— START Supplied records —
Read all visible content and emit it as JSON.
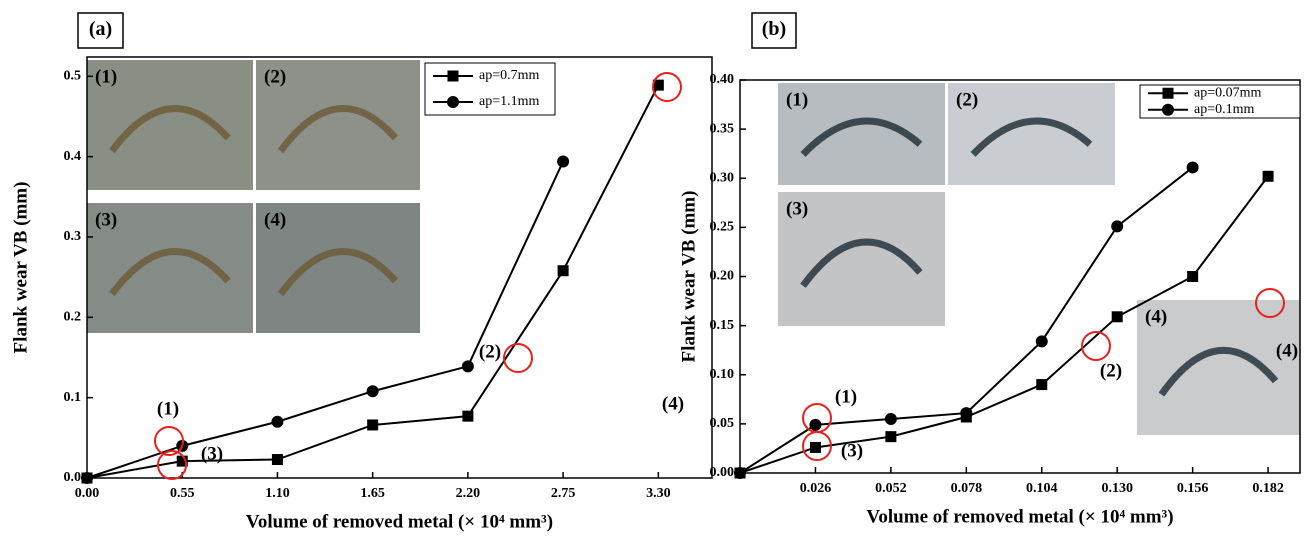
{
  "chart_data": [
    {
      "type": "line",
      "panel_label": "(a)",
      "xlabel": "Volume of removed metal  (× 10⁴ mm³)",
      "ylabel": "Flank wear VB (mm)",
      "x": [
        0,
        0.55,
        1.1,
        1.65,
        2.2,
        2.75,
        3.3
      ],
      "xlim": [
        0,
        3.61
      ],
      "xticks": [
        {
          "value": 0,
          "label": "0.00"
        },
        0.55,
        {
          "value": 1.1,
          "label": "1.10"
        },
        1.65,
        {
          "value": 2.2,
          "label": "2.20"
        },
        2.75,
        {
          "value": 3.3,
          "label": "3.30"
        }
      ],
      "ylim": [
        0,
        0.524
      ],
      "yticks": [
        {
          "value": 0,
          "label": "0.0"
        },
        0.1,
        0.2,
        0.3,
        0.4,
        0.5
      ],
      "series": [
        {
          "name": "ap=0.7mm",
          "color": "#000000",
          "marker": "square",
          "values": [
            0,
            0.021,
            0.023,
            0.066,
            0.077,
            0.258,
            0.489
          ]
        },
        {
          "name": "ap=1.1mm",
          "color": "#000000",
          "marker": "circle",
          "values": [
            0,
            0.04,
            0.07,
            0.108,
            0.139,
            0.394,
            null
          ]
        }
      ],
      "legend": "upper right",
      "annotations": [
        "(1)",
        "(2)",
        "(3)",
        "(4)"
      ],
      "insets": [
        "(1)",
        "(2)",
        "(3)",
        "(4)"
      ]
    },
    {
      "type": "line",
      "panel_label": "(b)",
      "xlabel": "Volume of removed metal (× 10⁴ mm³)",
      "ylabel": "Flank  wear VB (mm)",
      "x": [
        0,
        0.026,
        0.052,
        0.078,
        0.104,
        0.13,
        0.156,
        0.182
      ],
      "xlim": [
        0,
        0.193
      ],
      "xticks": [
        0.026,
        0.052,
        0.078,
        0.104,
        {
          "value": 0.13,
          "label": "0.130"
        },
        0.156,
        0.182
      ],
      "ylim": [
        0,
        0.4
      ],
      "yticks": [
        {
          "value": 0,
          "label": "0.00"
        },
        0.05,
        {
          "value": 0.1,
          "label": "0.10"
        },
        0.15,
        {
          "value": 0.2,
          "label": "0.20"
        },
        0.25,
        {
          "value": 0.3,
          "label": "0.30"
        },
        0.35,
        {
          "value": 0.4,
          "label": "0.40"
        }
      ],
      "series": [
        {
          "name": "ap=0.07mm",
          "color": "#000000",
          "marker": "square",
          "values": [
            0,
            0.026,
            0.037,
            0.057,
            0.09,
            0.159,
            0.2,
            0.302
          ]
        },
        {
          "name": "ap=0.1mm",
          "color": "#000000",
          "marker": "circle",
          "values": [
            0,
            0.049,
            0.055,
            0.061,
            0.134,
            0.251,
            0.311,
            null
          ]
        }
      ],
      "legend": "upper right",
      "annotations": [
        "(1)",
        "(2)",
        "(3)",
        "(4)"
      ],
      "insets": [
        "(1)",
        "(2)",
        "(3)",
        "(4)"
      ]
    }
  ]
}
— END Supplied records —
§ Exercise details: Count every line of the material above that holds the string "wear", then state only the total.

§ Task response: 2